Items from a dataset
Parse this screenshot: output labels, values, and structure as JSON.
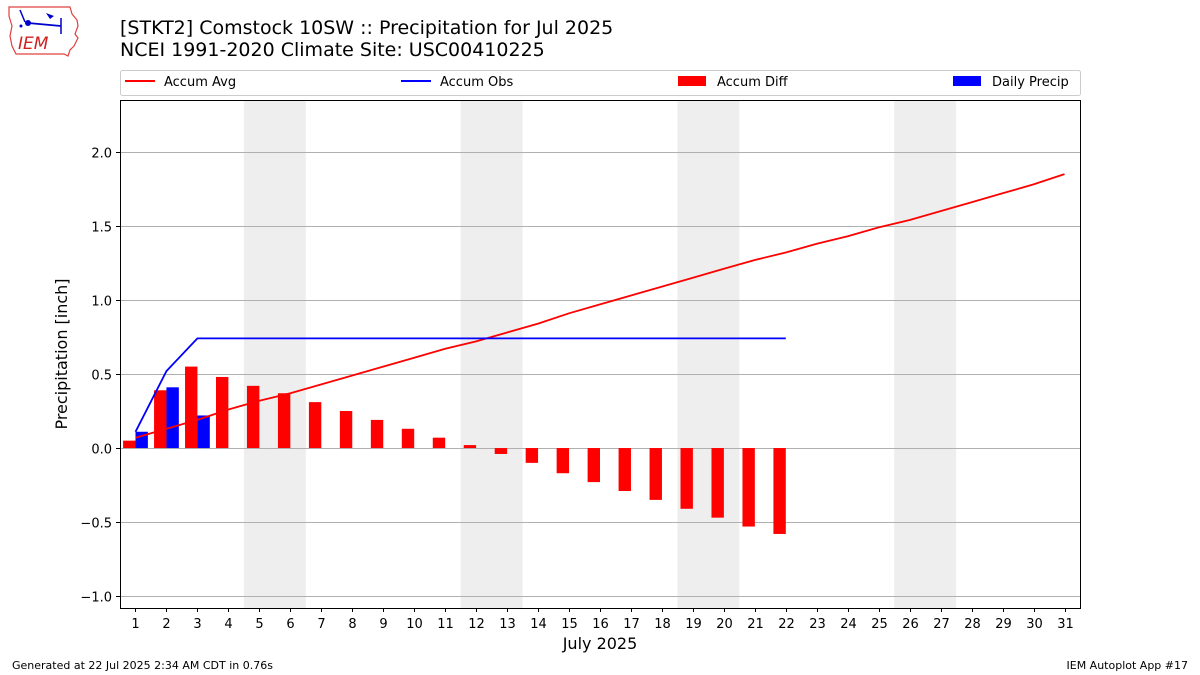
{
  "header": {
    "title_line1": "[STKT2] Comstock 10SW :: Precipitation for Jul 2025",
    "title_line2": "NCEI 1991-2020 Climate Site: USC00410225",
    "logo_text": "IEM"
  },
  "footer": {
    "left": "Generated at 22 Jul 2025 2:34 AM CDT in 0.76s",
    "right": "IEM Autoplot App #17"
  },
  "colors": {
    "accum_avg": "#ff0000",
    "accum_obs": "#0000ff",
    "accum_diff": "#ff0000",
    "daily_precip": "#0000ff",
    "weekend_shade": "#eeeeee",
    "grid": "#b0b0b0"
  },
  "chart_data": {
    "type": "bar",
    "title": "[STKT2] Comstock 10SW :: Precipitation for Jul 2025",
    "subtitle": "NCEI 1991-2020 Climate Site: USC00410225",
    "xlabel": "July 2025",
    "ylabel": "Precipitation [inch]",
    "xlim": [
      0.5,
      31.5
    ],
    "ylim": [
      -1.08,
      2.35
    ],
    "yticks": [
      -1.0,
      -0.5,
      0.0,
      0.5,
      1.0,
      1.5,
      2.0
    ],
    "ytick_labels": [
      "−1.0",
      "−0.5",
      "0.0",
      "0.5",
      "1.0",
      "1.5",
      "2.0"
    ],
    "x": [
      1,
      2,
      3,
      4,
      5,
      6,
      7,
      8,
      9,
      10,
      11,
      12,
      13,
      14,
      15,
      16,
      17,
      18,
      19,
      20,
      21,
      22,
      23,
      24,
      25,
      26,
      27,
      28,
      29,
      30,
      31
    ],
    "grid": "horizontal",
    "legend_position": "top",
    "weekend_shading": [
      [
        4.5,
        6.5
      ],
      [
        11.5,
        13.5
      ],
      [
        18.5,
        20.5
      ],
      [
        25.5,
        27.5
      ]
    ],
    "series": [
      {
        "name": "Accum Avg",
        "kind": "line",
        "x": [
          1,
          2,
          3,
          4,
          5,
          6,
          7,
          8,
          9,
          10,
          11,
          12,
          13,
          14,
          15,
          16,
          17,
          18,
          19,
          20,
          21,
          22,
          23,
          24,
          25,
          26,
          27,
          28,
          29,
          30,
          31
        ],
        "values": [
          0.07,
          0.13,
          0.19,
          0.26,
          0.32,
          0.37,
          0.43,
          0.49,
          0.55,
          0.61,
          0.67,
          0.72,
          0.78,
          0.84,
          0.91,
          0.97,
          1.03,
          1.09,
          1.15,
          1.21,
          1.27,
          1.32,
          1.38,
          1.43,
          1.49,
          1.54,
          1.6,
          1.66,
          1.72,
          1.78,
          1.85
        ]
      },
      {
        "name": "Accum Obs",
        "kind": "line",
        "x": [
          1,
          2,
          3,
          4,
          5,
          6,
          7,
          8,
          9,
          10,
          11,
          12,
          13,
          14,
          15,
          16,
          17,
          18,
          19,
          20,
          21,
          22
        ],
        "values": [
          0.11,
          0.52,
          0.74,
          0.74,
          0.74,
          0.74,
          0.74,
          0.74,
          0.74,
          0.74,
          0.74,
          0.74,
          0.74,
          0.74,
          0.74,
          0.74,
          0.74,
          0.74,
          0.74,
          0.74,
          0.74,
          0.74
        ]
      },
      {
        "name": "Accum Diff",
        "kind": "bar",
        "x": [
          1,
          2,
          3,
          4,
          5,
          6,
          7,
          8,
          9,
          10,
          11,
          12,
          13,
          14,
          15,
          16,
          17,
          18,
          19,
          20,
          21,
          22
        ],
        "values": [
          0.05,
          0.39,
          0.55,
          0.48,
          0.42,
          0.37,
          0.31,
          0.25,
          0.19,
          0.13,
          0.07,
          0.02,
          -0.04,
          -0.1,
          -0.17,
          -0.23,
          -0.29,
          -0.35,
          -0.41,
          -0.47,
          -0.53,
          -0.58
        ]
      },
      {
        "name": "Daily Precip",
        "kind": "bar",
        "x": [
          1,
          2,
          3
        ],
        "values": [
          0.11,
          0.41,
          0.22
        ]
      }
    ]
  }
}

INSTRUCTIONS FOR THE TASK ▸ Extract the full listing exactly, with the pictures left out.

OUTPUT OF THE TASK ▸
Parse this screenshot: output labels, values, and structure as JSON.
{
  "header": {
    "title_line1": "[STKT2] Comstock 10SW :: Precipitation for Jul 2025",
    "title_line2": "NCEI 1991-2020 Climate Site: USC00410225",
    "logo_text": "IEM"
  },
  "footer": {
    "left": "Generated at 22 Jul 2025 2:34 AM CDT in 0.76s",
    "right": "IEM Autoplot App #17"
  },
  "colors": {
    "accum_avg": "#ff0000",
    "accum_obs": "#0000ff",
    "accum_diff": "#ff0000",
    "daily_precip": "#0000ff",
    "weekend_shade": "#eeeeee",
    "grid": "#b0b0b0"
  },
  "chart_data": {
    "type": "bar",
    "title": "[STKT2] Comstock 10SW :: Precipitation for Jul 2025",
    "subtitle": "NCEI 1991-2020 Climate Site: USC00410225",
    "xlabel": "July 2025",
    "ylabel": "Precipitation [inch]",
    "xlim": [
      0.5,
      31.5
    ],
    "ylim": [
      -1.08,
      2.35
    ],
    "yticks": [
      -1.0,
      -0.5,
      0.0,
      0.5,
      1.0,
      1.5,
      2.0
    ],
    "ytick_labels": [
      "−1.0",
      "−0.5",
      "0.0",
      "0.5",
      "1.0",
      "1.5",
      "2.0"
    ],
    "x": [
      1,
      2,
      3,
      4,
      5,
      6,
      7,
      8,
      9,
      10,
      11,
      12,
      13,
      14,
      15,
      16,
      17,
      18,
      19,
      20,
      21,
      22,
      23,
      24,
      25,
      26,
      27,
      28,
      29,
      30,
      31
    ],
    "grid": "horizontal",
    "legend_position": "top",
    "weekend_shading": [
      [
        4.5,
        6.5
      ],
      [
        11.5,
        13.5
      ],
      [
        18.5,
        20.5
      ],
      [
        25.5,
        27.5
      ]
    ],
    "series": [
      {
        "name": "Accum Avg",
        "kind": "line",
        "x": [
          1,
          2,
          3,
          4,
          5,
          6,
          7,
          8,
          9,
          10,
          11,
          12,
          13,
          14,
          15,
          16,
          17,
          18,
          19,
          20,
          21,
          22,
          23,
          24,
          25,
          26,
          27,
          28,
          29,
          30,
          31
        ],
        "values": [
          0.07,
          0.13,
          0.19,
          0.26,
          0.32,
          0.37,
          0.43,
          0.49,
          0.55,
          0.61,
          0.67,
          0.72,
          0.78,
          0.84,
          0.91,
          0.97,
          1.03,
          1.09,
          1.15,
          1.21,
          1.27,
          1.32,
          1.38,
          1.43,
          1.49,
          1.54,
          1.6,
          1.66,
          1.72,
          1.78,
          1.85
        ]
      },
      {
        "name": "Accum Obs",
        "kind": "line",
        "x": [
          1,
          2,
          3,
          4,
          5,
          6,
          7,
          8,
          9,
          10,
          11,
          12,
          13,
          14,
          15,
          16,
          17,
          18,
          19,
          20,
          21,
          22
        ],
        "values": [
          0.11,
          0.52,
          0.74,
          0.74,
          0.74,
          0.74,
          0.74,
          0.74,
          0.74,
          0.74,
          0.74,
          0.74,
          0.74,
          0.74,
          0.74,
          0.74,
          0.74,
          0.74,
          0.74,
          0.74,
          0.74,
          0.74
        ]
      },
      {
        "name": "Accum Diff",
        "kind": "bar",
        "x": [
          1,
          2,
          3,
          4,
          5,
          6,
          7,
          8,
          9,
          10,
          11,
          12,
          13,
          14,
          15,
          16,
          17,
          18,
          19,
          20,
          21,
          22
        ],
        "values": [
          0.05,
          0.39,
          0.55,
          0.48,
          0.42,
          0.37,
          0.31,
          0.25,
          0.19,
          0.13,
          0.07,
          0.02,
          -0.04,
          -0.1,
          -0.17,
          -0.23,
          -0.29,
          -0.35,
          -0.41,
          -0.47,
          -0.53,
          -0.58
        ]
      },
      {
        "name": "Daily Precip",
        "kind": "bar",
        "x": [
          1,
          2,
          3
        ],
        "values": [
          0.11,
          0.41,
          0.22
        ]
      }
    ]
  }
}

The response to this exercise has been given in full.